What the exercise asks: Scan the records for the string "Land"; copy each line where it occurs.

[A run of records]
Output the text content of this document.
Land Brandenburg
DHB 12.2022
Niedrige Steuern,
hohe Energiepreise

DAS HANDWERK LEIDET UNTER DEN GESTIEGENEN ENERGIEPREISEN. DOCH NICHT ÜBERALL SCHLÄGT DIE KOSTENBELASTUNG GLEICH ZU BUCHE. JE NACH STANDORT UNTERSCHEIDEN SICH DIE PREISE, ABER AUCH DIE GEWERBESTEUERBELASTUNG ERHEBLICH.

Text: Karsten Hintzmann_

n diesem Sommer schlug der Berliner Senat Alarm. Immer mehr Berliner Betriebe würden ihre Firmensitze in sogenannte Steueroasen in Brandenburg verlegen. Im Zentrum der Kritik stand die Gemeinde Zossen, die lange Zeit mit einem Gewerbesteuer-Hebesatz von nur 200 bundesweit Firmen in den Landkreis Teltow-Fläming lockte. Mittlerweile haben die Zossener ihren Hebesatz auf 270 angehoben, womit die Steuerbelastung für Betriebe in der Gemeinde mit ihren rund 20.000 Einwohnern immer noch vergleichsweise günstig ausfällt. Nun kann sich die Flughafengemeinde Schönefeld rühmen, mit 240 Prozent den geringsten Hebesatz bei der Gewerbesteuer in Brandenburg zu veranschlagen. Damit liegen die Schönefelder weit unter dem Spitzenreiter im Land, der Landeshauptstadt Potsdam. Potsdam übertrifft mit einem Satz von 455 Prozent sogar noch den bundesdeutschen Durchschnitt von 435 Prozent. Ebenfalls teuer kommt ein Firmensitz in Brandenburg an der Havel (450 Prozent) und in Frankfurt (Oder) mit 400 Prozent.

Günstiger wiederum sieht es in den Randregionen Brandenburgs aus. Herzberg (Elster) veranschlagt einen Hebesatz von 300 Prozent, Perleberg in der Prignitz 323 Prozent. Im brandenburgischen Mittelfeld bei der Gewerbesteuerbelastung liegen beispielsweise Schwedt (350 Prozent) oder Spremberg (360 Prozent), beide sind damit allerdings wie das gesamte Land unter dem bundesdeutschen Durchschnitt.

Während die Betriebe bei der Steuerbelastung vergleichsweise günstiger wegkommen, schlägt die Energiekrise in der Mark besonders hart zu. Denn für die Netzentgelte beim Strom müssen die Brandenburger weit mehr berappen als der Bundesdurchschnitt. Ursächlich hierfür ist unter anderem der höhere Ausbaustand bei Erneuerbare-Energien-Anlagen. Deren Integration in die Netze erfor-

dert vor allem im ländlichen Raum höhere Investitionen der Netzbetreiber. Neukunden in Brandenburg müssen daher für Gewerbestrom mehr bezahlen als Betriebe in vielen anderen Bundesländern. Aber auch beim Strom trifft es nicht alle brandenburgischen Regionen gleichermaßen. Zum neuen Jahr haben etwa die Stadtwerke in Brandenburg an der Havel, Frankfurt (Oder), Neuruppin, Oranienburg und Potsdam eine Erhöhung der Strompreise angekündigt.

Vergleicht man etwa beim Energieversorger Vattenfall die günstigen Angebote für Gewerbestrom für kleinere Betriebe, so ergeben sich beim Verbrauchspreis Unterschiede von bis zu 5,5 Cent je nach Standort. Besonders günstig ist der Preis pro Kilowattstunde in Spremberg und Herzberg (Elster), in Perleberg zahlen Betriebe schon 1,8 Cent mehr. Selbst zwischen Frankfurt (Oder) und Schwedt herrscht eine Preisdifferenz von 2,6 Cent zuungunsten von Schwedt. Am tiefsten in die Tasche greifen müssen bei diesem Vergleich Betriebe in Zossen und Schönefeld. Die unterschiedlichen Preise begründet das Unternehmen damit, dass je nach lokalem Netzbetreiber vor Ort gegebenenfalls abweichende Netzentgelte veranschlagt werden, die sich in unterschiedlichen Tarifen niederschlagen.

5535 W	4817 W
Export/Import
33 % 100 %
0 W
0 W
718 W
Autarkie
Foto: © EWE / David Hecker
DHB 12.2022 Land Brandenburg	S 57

Result:
Land Brandenburg
n diesem Sommer schlug der Berliner Senat Alarm. Immer mehr Berliner Betriebe würden ihre Firmensitze in sogenannte Steueroasen in Brandenburg verlegen. Im Zentrum der Kritik stand die Gemeinde Zossen, die lange Zeit mit einem Gewerbesteuer-Hebesatz von nur 200 bundesweit Firmen in den Landkreis Teltow-Fläming lockte. Mittlerweile haben die Zossener ihren Hebesatz auf 270 angehoben, womit die Steuerbelastung für Betriebe in der Gemeinde mit ihren rund 20.000 Einwohnern immer noch vergleichsweise günstig ausfällt. Nun kann sich die Flughafengemeinde Schönefeld rühmen, mit 240 Prozent den geringsten Hebesatz bei der Gewerbesteuer in Brandenburg zu veranschlagen. Damit liegen die Schönefelder weit unter dem Spitzenreiter im Land, der Landeshauptstadt Potsdam. Potsdam übertrifft mit einem Satz von 455 Prozent sogar noch den bundesdeutschen Durchschnitt von 435 Prozent. Ebenfalls teuer kommt ein Firmensitz in Brandenburg an der Havel (450 Prozent) und in Frankfurt (Oder) mit 400 Prozent.
Günstiger wiederum sieht es in den Randregionen Brandenburgs aus. Herzberg (Elster) veranschlagt einen Hebesatz von 300 Prozent, Perleberg in der Prignitz 323 Prozent. Im brandenburgischen Mittelfeld bei der Gewerbesteuerbelastung liegen beispielsweise Schwedt (350 Prozent) oder Spremberg (360 Prozent), beide sind damit allerdings wie das gesamte Land unter dem bundesdeutschen Durchschnitt.
DHB 12.2022 Land Brandenburg	S 57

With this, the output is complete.